Problem —
Print the listing as it stands, omitting all images.

——————

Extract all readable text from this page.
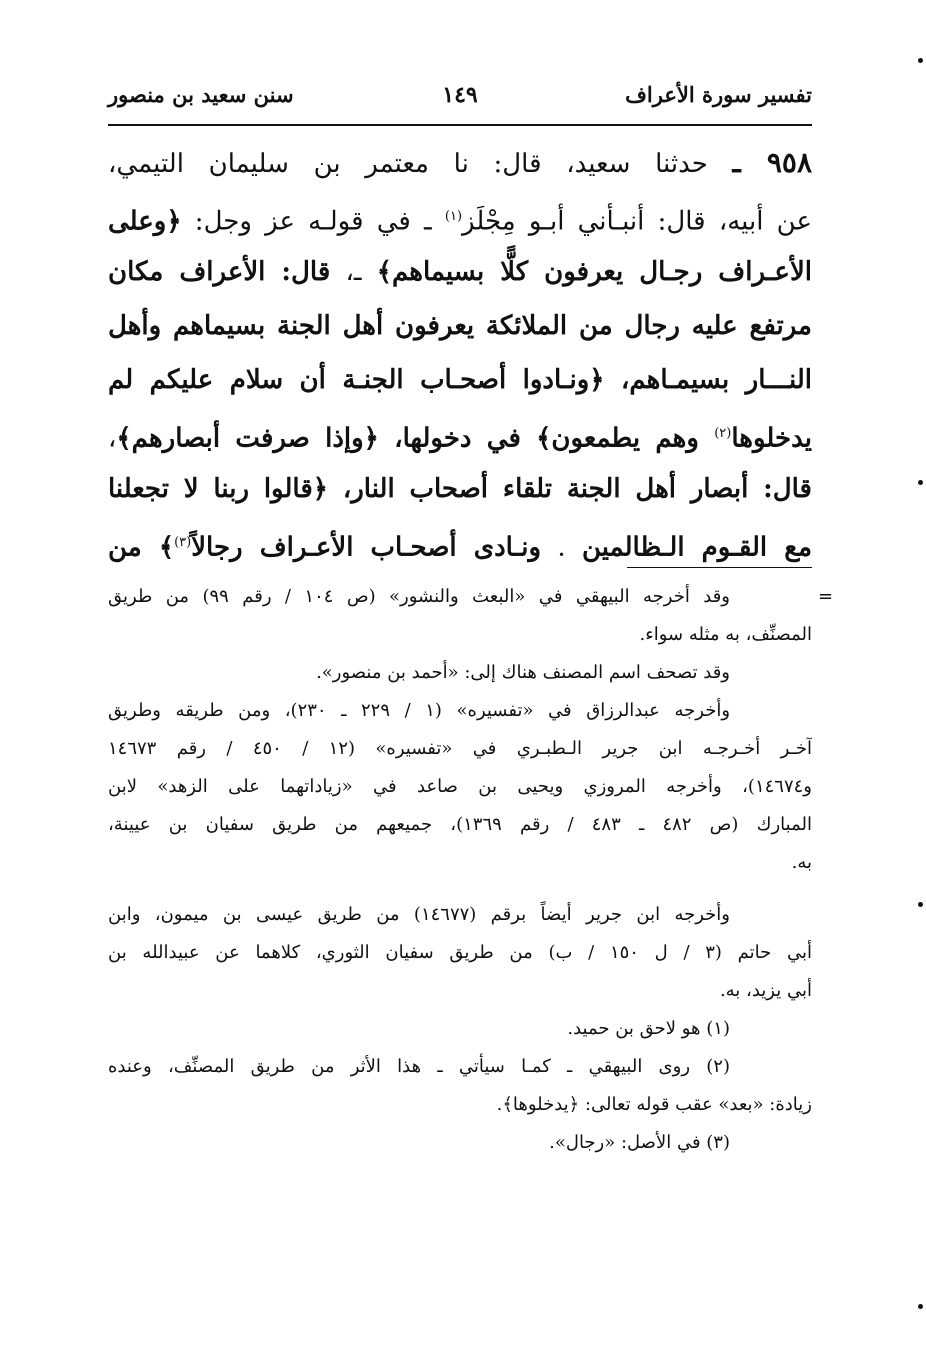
تفسير سورة الأعراف
١٤٩
سنن سعيد بن منصور
٩٥٨ ـ حدثنا سعيد، قال: نا معتمر بن سليمان التيمي،
عن أبيه، قال: أنبـأني أبـو مِجْلَز$^{(١)}$ ـ في قولـه عز وجل: ﴿وعلى
الأعـراف رجـال يعرفون كلًّا بسيماهم﴾ ـ، قال: الأعراف مكان
مرتفع عليه رجال من الملائكة يعرفون أهل الجنة بسيماهم وأهل
النـــار بسيمـاهم، ﴿ونـادوا أصحـاب الجنـة أن سلام عليكم لم
يدخلوها$^{(٢)}$ وهم يطمعون﴾ في دخولها، ﴿وإذا صرفت أبصارهم﴾،
قال: أبصار أهل الجنة تلقاء أصحاب النار، ﴿قالوا ربنا لا تجعلنا
مع القـوم الـظالمين . ونـادى أصحـاب الأعـراف رجالاً$^{(٣)}$﴾ من
=
وقد أخرجه البيهقي في «البعث والنشور» (ص ١٠٤ / رقم ٩٩) من طريق
المصنِّف، به مثله سواء.
وقد تصحف اسم المصنف هناك إلى: «أحمد بن منصور».
وأخرجه عبدالرزاق في «تفسيره» (١ / ٢٢٩ ـ ٢٣٠)، ومن طريقه وطريق
آخـر أخـرجـه ابن جرير الـطبـري في «تفسيره» (١٢ / ٤٥٠ / رقم ١٤٦٧٣
و١٤٦٧٤)، وأخرجه المروزي ويحيى بن صاعد في «زياداتهما على الزهد» لابن
المبارك (ص ٤٨٢ ـ ٤٨٣ / رقم ١٣٦٩)، جميعهم من طريق سفيان بن عيينة،
به.
وأخرجه ابن جرير أيضاً برقم (١٤٦٧٧) من طريق عيسى بن ميمون، وابن
أبي حاتم (٣ / ل ١٥٠ / ب) من طريق سفيان الثوري، كلاهما عن عبيدالله بن
أبي يزيد، به.
(١) هو لاحق بن حميد.
(٢) روى البيهقي ـ كمـا سيأتي ـ هذا الأثر من طريق المصنِّف، وعنده
زيادة: «بعد» عقب قوله تعالى: ﴿يدخلوها﴾.
(٣) في الأصل: «رجال».
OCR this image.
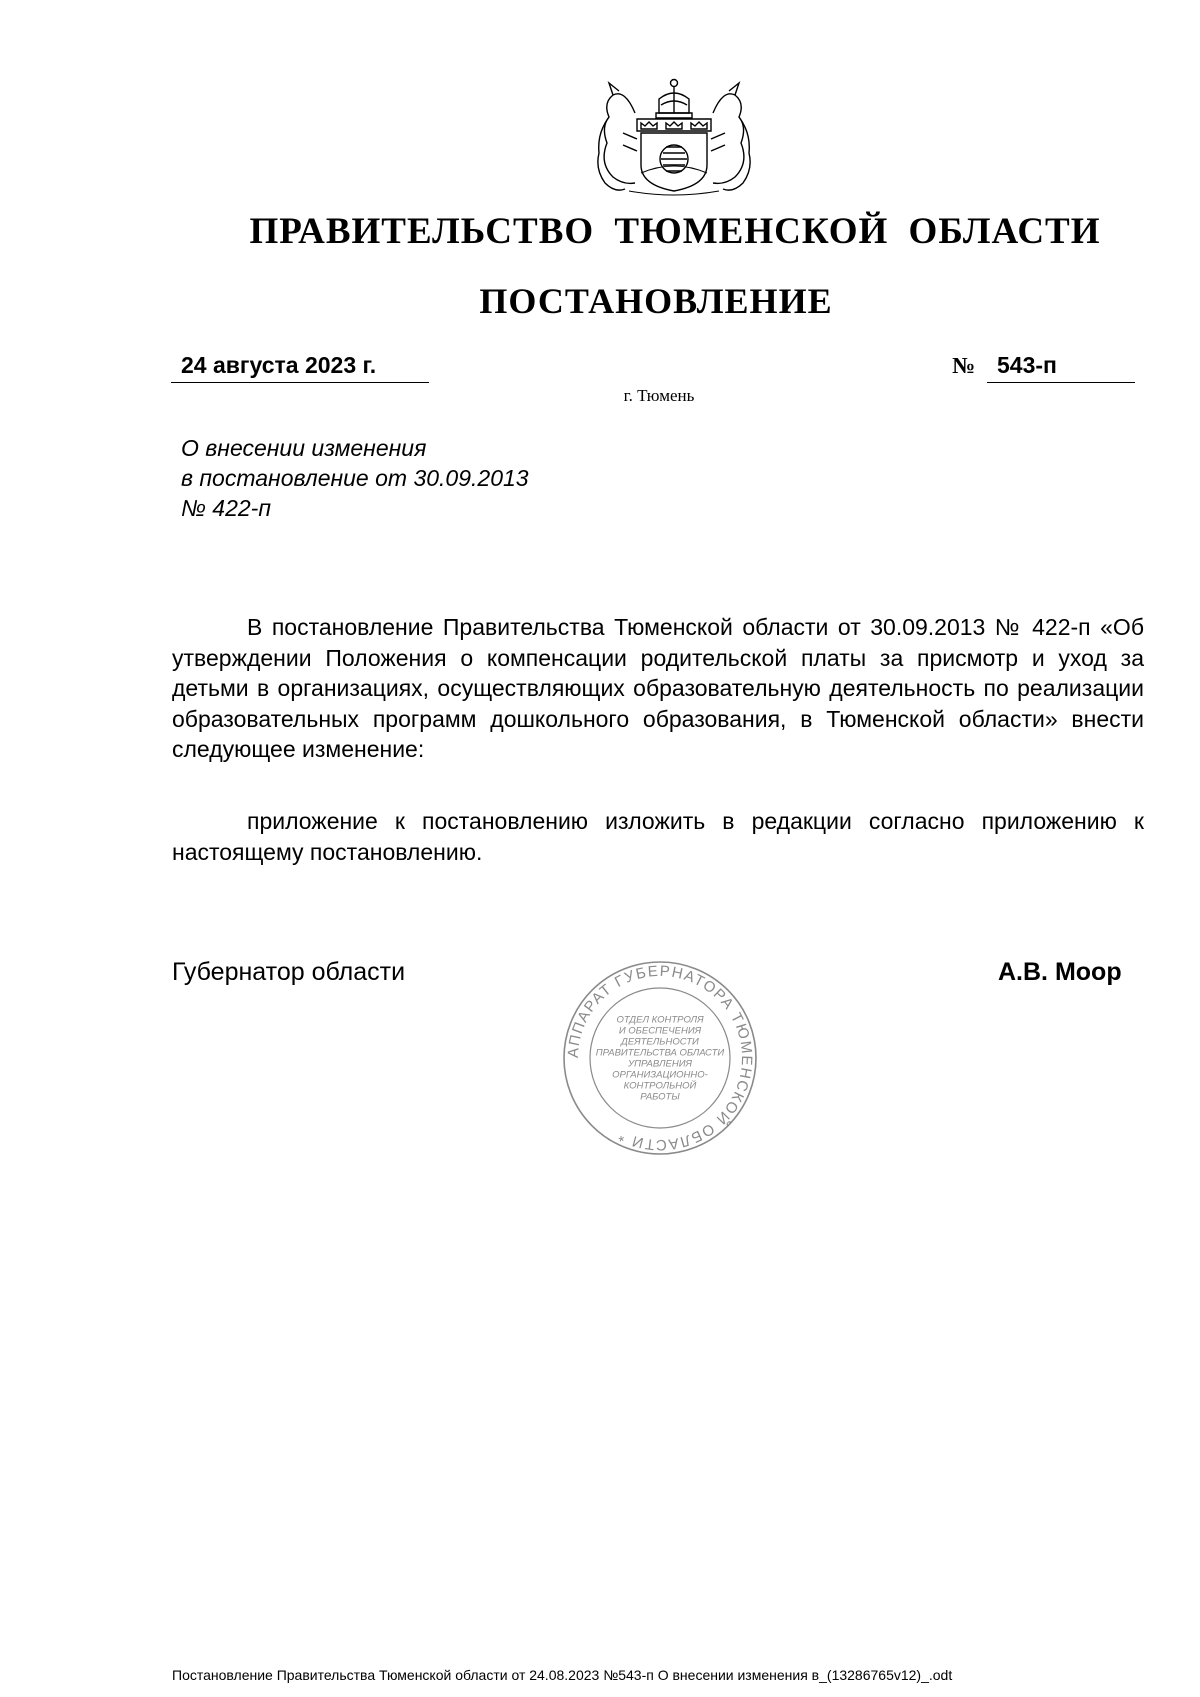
ПРАВИТЕЛЬСТВО ТЮМЕНСКОЙ ОБЛАСТИ
ПОСТАНОВЛЕНИЕ
24 августа 2023 г.	№ 543-п
г. Тюмень
О внесении изменения
в постановление от 30.09.2013
№ 422-п

В постановление Правительства Тюменской области от 30.09.2013 № 422-п «Об утверждении Положения о компенсации родительской платы за присмотр и уход за детьми в организациях, осуществляющих образовательную деятельность по реализации образовательных программ дошкольного образования, в Тюменской области» внести следующее изменение:

приложение к постановлению изложить в редакции согласно приложению к настоящему постановлению.

Губернатор области	А.В. Моор
АППАРАТ ГУБЕРНАТОРА ТЮМЕНСКОЙ ОБЛАСТИ *
ОТДЕЛ КОНТРОЛЯ
И ОБЕСПЕЧЕНИЯ
ДЕЯТЕЛЬНОСТИ
ПРАВИТЕЛЬСТВА ОБЛАСТИ
УПРАВЛЕНИЯ
ОРГАНИЗАЦИОННО-
КОНТРОЛЬНОЙ
РАБОТЫ
Постановление Правительства Тюменской области от 24.08.2023 №543-п О внесении изменения в_(13286765v12)_.odt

——————

Result of the task —
Extract all readable text from this page.
تفسير سورة الأعراف
١٤٩
سنن سعيد بن منصور
٩٥٨ ـ حدثنا سعيد، قال: نا معتمر بن سليمان التيمي،
عن أبيه، قال: أنبـأني أبـو مِجْلَز$^{(١)}$ ـ في قولـه عز وجل: ﴿وعلى
الأعـراف رجـال يعرفون كلًّا بسيماهم﴾ ـ، قال: الأعراف مكان
مرتفع عليه رجال من الملائكة يعرفون أهل الجنة بسيماهم وأهل
النـــار بسيمـاهم، ﴿ونـادوا أصحـاب الجنـة أن سلام عليكم لم
يدخلوها$^{(٢)}$ وهم يطمعون﴾ في دخولها، ﴿وإذا صرفت أبصارهم﴾،
قال: أبصار أهل الجنة تلقاء أصحاب النار، ﴿قالوا ربنا لا تجعلنا
مع القـوم الـظالمين . ونـادى أصحـاب الأعـراف رجالاً$^{(٣)}$﴾ من
=
وقد أخرجه البيهقي في «البعث والنشور» (ص ١٠٤ / رقم ٩٩) من طريق
المصنِّف، به مثله سواء.
وقد تصحف اسم المصنف هناك إلى: «أحمد بن منصور».
وأخرجه عبدالرزاق في «تفسيره» (١ / ٢٢٩ ـ ٢٣٠)، ومن طريقه وطريق
آخـر أخـرجـه ابن جرير الـطبـري في «تفسيره» (١٢ / ٤٥٠ / رقم ١٤٦٧٣
و١٤٦٧٤)، وأخرجه المروزي ويحيى بن صاعد في «زياداتهما على الزهد» لابن
المبارك (ص ٤٨٢ ـ ٤٨٣ / رقم ١٣٦٩)، جميعهم من طريق سفيان بن عيينة،
به.
وأخرجه ابن جرير أيضاً برقم (١٤٦٧٧) من طريق عيسى بن ميمون، وابن
أبي حاتم (٣ / ل ١٥٠ / ب) من طريق سفيان الثوري، كلاهما عن عبيدالله بن
أبي يزيد، به.
(١) هو لاحق بن حميد.
(٢) روى البيهقي ـ كمـا سيأتي ـ هذا الأثر من طريق المصنِّف، وعنده
زيادة: «بعد» عقب قوله تعالى: ﴿يدخلوها﴾.
(٣) في الأصل: «رجال».
OCR this image.
ПРАВИТЕЛЬСТВО ТЮМЕНСКОЙ ОБЛАСТИ
ПОСТАНОВЛЕНИЕ
24 августа 2023 г.	№ 543-п
г. Тюмень
О внесении изменения
в постановление от 30.09.2013
№ 422-п

В постановление Правительства Тюменской области от 30.09.2013 № 422-п «Об утверждении Положения о компенсации родительской платы за присмотр и уход за детьми в организациях, осуществляющих образовательную деятельность по реализации образовательных программ дошкольного образования, в Тюменской области» внести следующее изменение:

приложение к постановлению изложить в редакции согласно приложению к настоящему постановлению.

Губернатор области	А.В. Моор
АППАРАТ ГУБЕРНАТОРА ТЮМЕНСКОЙ ОБЛАСТИ *
ОТДЕЛ КОНТРОЛЯ
И ОБЕСПЕЧЕНИЯ
ДЕЯТЕЛЬНОСТИ
ПРАВИТЕЛЬСТВА ОБЛАСТИ
УПРАВЛЕНИЯ
ОРГАНИЗАЦИОННО-
КОНТРОЛЬНОЙ
РАБОТЫ
Постановление Правительства Тюменской области от 24.08.2023 №543-п О внесении изменения в_(13286765v12)_.odt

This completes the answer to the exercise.